#### ITEMS:
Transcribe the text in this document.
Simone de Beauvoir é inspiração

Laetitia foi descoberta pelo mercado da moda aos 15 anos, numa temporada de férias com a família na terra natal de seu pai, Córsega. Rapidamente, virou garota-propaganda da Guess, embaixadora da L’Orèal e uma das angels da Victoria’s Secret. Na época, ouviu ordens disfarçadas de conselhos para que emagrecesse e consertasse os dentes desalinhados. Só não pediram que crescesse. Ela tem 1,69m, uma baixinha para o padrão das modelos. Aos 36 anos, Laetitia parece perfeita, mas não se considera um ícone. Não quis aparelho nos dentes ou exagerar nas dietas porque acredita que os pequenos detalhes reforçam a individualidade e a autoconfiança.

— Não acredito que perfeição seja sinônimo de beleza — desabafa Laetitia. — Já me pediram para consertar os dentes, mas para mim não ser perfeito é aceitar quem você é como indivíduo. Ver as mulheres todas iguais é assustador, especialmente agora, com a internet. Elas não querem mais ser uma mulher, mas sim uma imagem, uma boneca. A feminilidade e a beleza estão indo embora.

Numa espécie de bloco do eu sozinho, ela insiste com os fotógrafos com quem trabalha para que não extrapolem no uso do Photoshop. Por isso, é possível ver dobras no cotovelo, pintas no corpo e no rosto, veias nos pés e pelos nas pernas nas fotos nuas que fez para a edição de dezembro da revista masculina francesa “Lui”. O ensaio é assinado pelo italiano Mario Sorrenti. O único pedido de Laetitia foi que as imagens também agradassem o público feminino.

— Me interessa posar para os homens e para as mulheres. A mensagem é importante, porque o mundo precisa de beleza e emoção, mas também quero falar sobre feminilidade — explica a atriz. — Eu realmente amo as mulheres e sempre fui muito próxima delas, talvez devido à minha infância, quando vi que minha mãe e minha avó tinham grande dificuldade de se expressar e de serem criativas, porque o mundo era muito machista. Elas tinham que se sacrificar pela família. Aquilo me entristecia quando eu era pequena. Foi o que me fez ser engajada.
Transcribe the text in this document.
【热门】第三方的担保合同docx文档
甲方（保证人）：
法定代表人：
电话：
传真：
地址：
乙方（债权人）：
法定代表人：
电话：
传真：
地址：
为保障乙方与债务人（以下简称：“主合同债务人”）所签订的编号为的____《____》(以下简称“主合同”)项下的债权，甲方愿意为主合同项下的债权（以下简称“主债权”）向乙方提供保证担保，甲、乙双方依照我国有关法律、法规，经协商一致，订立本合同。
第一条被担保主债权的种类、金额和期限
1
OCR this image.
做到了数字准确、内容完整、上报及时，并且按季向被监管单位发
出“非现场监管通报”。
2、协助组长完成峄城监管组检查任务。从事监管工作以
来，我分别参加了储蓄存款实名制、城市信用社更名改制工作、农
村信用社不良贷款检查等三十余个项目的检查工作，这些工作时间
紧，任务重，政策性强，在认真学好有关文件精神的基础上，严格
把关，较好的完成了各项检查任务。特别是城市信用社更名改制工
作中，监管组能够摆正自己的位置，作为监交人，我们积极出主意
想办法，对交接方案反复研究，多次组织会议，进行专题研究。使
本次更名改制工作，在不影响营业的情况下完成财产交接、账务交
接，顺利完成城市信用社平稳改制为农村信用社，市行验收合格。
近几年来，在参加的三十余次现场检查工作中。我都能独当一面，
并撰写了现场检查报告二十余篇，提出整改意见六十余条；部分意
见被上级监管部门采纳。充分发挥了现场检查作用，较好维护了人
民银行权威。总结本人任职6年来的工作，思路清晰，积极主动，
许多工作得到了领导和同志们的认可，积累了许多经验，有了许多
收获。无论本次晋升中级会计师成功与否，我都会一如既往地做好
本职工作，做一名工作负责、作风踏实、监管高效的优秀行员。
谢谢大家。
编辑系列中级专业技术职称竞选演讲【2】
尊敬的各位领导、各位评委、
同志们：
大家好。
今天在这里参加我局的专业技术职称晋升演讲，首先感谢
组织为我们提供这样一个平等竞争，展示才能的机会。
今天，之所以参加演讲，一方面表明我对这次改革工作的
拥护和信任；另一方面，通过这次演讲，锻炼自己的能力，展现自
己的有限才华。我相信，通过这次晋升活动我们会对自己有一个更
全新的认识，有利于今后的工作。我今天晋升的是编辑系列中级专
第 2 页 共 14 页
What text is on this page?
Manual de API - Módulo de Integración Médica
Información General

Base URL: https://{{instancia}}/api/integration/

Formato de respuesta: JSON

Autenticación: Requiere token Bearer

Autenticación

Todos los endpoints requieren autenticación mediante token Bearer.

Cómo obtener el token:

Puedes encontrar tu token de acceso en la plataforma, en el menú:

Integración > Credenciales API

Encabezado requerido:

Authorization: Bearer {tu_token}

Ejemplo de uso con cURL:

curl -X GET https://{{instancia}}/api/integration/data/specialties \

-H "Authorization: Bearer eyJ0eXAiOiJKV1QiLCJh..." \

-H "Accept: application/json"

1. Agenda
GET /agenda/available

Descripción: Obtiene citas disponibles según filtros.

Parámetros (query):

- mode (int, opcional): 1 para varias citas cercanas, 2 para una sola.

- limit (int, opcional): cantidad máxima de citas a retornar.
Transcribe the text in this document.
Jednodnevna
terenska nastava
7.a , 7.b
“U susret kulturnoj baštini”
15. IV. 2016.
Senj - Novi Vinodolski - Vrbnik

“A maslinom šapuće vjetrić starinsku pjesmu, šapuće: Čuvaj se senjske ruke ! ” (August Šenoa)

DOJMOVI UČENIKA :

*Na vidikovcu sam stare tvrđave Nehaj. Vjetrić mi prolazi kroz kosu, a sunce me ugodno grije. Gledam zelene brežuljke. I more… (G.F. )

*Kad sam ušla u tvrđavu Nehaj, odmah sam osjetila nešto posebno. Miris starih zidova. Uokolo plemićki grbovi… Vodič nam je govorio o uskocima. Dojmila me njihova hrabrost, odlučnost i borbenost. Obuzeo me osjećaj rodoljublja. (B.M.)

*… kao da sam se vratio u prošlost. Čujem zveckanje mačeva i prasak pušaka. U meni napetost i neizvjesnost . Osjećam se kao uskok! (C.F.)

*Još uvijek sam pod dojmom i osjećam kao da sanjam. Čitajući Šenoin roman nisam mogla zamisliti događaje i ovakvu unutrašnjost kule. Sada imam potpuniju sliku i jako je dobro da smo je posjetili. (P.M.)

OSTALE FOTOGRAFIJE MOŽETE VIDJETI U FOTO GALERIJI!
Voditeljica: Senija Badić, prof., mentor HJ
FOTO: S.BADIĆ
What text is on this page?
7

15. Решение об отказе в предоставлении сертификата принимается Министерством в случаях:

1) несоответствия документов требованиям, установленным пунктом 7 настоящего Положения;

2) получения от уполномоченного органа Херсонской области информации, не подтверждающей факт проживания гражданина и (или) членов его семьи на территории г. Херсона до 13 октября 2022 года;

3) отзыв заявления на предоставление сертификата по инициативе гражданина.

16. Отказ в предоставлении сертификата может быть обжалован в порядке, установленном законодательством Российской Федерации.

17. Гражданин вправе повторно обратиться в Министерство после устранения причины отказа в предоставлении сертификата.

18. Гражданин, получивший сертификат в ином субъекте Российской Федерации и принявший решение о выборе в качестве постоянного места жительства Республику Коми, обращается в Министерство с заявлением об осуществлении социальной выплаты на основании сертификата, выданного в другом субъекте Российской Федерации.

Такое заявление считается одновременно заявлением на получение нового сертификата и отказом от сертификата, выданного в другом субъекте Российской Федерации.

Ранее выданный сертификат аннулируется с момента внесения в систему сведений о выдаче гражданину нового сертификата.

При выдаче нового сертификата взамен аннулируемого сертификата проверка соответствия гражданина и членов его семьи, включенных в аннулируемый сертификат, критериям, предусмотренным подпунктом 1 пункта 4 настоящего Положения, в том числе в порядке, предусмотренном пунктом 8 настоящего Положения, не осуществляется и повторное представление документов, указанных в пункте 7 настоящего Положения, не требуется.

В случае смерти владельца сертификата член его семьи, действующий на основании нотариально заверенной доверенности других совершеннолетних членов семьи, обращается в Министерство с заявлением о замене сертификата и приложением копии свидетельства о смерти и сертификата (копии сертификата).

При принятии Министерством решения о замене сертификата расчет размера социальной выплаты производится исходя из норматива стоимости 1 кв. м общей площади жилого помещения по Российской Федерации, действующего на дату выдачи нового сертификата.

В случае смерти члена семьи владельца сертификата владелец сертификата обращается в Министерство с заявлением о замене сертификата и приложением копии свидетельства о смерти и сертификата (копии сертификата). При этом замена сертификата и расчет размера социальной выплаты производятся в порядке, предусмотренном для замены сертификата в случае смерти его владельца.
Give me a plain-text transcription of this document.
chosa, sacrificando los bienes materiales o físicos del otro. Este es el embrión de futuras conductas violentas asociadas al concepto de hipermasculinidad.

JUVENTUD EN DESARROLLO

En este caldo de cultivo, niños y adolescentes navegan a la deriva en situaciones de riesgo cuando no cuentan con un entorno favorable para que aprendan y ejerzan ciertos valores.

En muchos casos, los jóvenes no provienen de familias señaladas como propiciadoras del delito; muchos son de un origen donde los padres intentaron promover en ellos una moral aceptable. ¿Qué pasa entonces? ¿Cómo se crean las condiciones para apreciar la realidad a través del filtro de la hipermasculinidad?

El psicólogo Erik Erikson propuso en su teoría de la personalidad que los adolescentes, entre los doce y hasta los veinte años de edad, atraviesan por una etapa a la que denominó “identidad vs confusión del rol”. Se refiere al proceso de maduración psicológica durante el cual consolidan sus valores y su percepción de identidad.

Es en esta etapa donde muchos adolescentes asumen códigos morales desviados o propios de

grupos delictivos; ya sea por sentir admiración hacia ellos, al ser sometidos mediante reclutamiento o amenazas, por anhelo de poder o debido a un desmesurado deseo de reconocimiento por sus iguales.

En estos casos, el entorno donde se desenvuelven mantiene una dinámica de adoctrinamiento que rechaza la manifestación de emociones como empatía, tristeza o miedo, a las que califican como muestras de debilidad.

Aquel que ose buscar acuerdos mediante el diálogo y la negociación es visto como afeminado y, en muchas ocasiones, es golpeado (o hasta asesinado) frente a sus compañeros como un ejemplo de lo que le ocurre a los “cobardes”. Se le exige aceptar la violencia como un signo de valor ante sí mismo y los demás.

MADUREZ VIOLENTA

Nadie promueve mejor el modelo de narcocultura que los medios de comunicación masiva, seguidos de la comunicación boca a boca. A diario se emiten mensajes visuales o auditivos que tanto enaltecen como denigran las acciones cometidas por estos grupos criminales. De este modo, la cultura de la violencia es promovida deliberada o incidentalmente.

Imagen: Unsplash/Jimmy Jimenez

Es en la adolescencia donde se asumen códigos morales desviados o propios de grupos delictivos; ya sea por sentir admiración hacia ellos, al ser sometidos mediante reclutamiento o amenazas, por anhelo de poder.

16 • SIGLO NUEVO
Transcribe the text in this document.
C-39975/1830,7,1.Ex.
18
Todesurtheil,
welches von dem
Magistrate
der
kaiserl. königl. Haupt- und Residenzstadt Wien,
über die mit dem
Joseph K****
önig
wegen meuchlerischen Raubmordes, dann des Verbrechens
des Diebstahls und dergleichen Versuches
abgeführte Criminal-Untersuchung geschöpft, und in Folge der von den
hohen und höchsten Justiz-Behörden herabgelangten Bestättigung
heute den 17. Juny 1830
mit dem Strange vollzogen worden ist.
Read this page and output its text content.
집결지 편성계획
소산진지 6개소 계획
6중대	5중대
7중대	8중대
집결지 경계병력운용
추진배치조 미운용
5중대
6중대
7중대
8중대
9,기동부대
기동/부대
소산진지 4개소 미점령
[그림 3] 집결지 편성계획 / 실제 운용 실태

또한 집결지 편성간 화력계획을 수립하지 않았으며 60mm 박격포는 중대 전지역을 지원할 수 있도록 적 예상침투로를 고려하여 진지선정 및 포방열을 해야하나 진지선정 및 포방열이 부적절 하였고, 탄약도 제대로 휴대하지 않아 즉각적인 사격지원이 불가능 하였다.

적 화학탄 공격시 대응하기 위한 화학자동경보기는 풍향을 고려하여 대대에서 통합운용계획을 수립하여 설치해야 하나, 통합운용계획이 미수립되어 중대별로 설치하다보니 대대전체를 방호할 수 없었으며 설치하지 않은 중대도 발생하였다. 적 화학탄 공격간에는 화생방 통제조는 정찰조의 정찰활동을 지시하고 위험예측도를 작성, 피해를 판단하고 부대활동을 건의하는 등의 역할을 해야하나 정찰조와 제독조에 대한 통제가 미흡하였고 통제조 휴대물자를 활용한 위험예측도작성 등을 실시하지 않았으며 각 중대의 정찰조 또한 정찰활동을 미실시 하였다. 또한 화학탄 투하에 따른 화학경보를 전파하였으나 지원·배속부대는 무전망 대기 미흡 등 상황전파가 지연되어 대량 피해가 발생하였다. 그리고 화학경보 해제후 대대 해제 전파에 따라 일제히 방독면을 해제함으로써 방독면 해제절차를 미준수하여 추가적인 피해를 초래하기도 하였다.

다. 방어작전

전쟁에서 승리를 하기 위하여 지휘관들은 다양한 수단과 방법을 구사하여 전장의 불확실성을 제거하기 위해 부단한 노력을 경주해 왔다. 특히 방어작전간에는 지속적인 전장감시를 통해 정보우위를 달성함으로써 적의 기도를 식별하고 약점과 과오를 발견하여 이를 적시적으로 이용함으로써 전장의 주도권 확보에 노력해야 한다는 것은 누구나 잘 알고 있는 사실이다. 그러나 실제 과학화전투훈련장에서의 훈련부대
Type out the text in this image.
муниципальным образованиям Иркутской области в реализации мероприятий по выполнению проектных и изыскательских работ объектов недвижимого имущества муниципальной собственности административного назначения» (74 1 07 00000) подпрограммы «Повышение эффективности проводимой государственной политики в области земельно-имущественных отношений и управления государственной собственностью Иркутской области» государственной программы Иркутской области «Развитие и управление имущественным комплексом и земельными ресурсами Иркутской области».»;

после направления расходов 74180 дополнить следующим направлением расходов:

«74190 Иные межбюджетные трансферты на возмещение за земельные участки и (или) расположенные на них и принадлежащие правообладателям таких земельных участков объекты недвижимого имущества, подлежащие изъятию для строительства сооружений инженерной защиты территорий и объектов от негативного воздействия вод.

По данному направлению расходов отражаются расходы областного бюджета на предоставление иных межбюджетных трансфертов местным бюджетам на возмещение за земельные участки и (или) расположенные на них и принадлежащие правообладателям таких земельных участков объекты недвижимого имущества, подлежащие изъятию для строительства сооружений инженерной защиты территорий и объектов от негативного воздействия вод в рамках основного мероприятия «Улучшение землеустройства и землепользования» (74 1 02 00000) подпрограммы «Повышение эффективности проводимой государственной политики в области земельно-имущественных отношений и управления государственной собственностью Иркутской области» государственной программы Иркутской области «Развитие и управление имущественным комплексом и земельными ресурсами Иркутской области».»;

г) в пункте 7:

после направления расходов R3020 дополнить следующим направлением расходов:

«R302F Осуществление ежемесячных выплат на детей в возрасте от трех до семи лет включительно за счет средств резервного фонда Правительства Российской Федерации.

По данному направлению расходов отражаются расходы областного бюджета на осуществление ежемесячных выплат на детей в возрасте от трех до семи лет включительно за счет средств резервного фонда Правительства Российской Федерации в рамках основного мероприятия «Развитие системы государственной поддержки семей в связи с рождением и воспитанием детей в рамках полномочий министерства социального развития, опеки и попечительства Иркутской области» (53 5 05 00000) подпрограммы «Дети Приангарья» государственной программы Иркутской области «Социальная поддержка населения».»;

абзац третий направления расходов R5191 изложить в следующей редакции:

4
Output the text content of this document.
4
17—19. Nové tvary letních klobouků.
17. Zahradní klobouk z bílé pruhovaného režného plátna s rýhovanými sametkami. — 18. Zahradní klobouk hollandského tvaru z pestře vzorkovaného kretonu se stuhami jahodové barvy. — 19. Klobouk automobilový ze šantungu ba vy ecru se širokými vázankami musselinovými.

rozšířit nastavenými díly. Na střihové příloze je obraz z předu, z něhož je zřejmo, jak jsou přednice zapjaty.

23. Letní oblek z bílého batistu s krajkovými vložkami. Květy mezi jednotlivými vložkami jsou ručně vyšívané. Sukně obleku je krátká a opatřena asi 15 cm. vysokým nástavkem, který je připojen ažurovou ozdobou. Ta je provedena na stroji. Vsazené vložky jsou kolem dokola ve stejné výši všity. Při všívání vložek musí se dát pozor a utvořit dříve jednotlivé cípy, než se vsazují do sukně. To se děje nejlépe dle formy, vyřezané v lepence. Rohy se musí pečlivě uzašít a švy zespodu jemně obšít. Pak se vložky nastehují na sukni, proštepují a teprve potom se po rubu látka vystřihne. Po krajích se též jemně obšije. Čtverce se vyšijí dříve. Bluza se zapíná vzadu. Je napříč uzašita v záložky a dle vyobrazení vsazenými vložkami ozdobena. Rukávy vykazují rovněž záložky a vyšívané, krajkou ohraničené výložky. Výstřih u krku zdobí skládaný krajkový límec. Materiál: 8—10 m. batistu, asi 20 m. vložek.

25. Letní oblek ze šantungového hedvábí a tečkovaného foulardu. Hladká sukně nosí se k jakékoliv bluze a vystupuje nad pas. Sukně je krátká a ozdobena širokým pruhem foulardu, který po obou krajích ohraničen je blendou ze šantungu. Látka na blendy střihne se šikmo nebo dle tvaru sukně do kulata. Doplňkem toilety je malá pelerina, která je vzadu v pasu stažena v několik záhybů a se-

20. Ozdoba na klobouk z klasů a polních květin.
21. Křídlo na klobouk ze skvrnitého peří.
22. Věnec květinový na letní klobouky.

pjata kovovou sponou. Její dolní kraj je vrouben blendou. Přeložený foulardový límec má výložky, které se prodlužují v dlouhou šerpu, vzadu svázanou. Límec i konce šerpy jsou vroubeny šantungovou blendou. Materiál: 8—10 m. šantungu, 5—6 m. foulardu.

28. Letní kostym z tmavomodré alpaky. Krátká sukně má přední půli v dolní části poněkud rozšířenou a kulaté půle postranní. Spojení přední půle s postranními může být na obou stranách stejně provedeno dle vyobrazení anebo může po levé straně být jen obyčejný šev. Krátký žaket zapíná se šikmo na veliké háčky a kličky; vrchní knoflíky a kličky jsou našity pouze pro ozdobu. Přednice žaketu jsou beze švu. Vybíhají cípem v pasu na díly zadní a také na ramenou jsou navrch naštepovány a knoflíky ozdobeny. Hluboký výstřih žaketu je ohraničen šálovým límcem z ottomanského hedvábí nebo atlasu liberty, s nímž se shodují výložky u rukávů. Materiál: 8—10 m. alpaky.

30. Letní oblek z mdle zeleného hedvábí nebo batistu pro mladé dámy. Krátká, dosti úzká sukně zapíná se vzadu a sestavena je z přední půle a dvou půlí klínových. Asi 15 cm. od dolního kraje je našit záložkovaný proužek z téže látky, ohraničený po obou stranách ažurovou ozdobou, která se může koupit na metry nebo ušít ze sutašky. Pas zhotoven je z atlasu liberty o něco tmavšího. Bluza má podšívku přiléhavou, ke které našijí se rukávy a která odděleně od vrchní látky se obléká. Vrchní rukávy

#### JOB:
List each line of the entries that holds the string "Повышение".

#### REPLY TO THE TASK:
муниципальным образованиям Иркутской области в реализации мероприятий по выполнению проектных и изыскательских работ объектов недвижимого имущества муниципальной собственности административного назначения» (74 1 07 00000) подпрограммы «Повышение эффективности проводимой государственной политики в области земельно-имущественных отношений и управления государственной собственностью Иркутской области» государственной программы Иркутской области «Развитие и управление имущественным комплексом и земельными ресурсами Иркутской области».»;
По данному направлению расходов отражаются расходы областного бюджета на предоставление иных межбюджетных трансфертов местным бюджетам на возмещение за земельные участки и (или) расположенные на них и принадлежащие правообладателям таких земельных участков объекты недвижимого имущества, подлежащие изъятию для строительства сооружений инженерной защиты территорий и объектов от негативного воздействия вод в рамках основного мероприятия «Улучшение землеустройства и землепользования» (74 1 02 00000) подпрограммы «Повышение эффективности проводимой государственной политики в области земельно-имущественных отношений и управления государственной собственностью Иркутской области» государственной программы Иркутской области «Развитие и управление имущественным комплексом и земельными ресурсами Иркутской области».»;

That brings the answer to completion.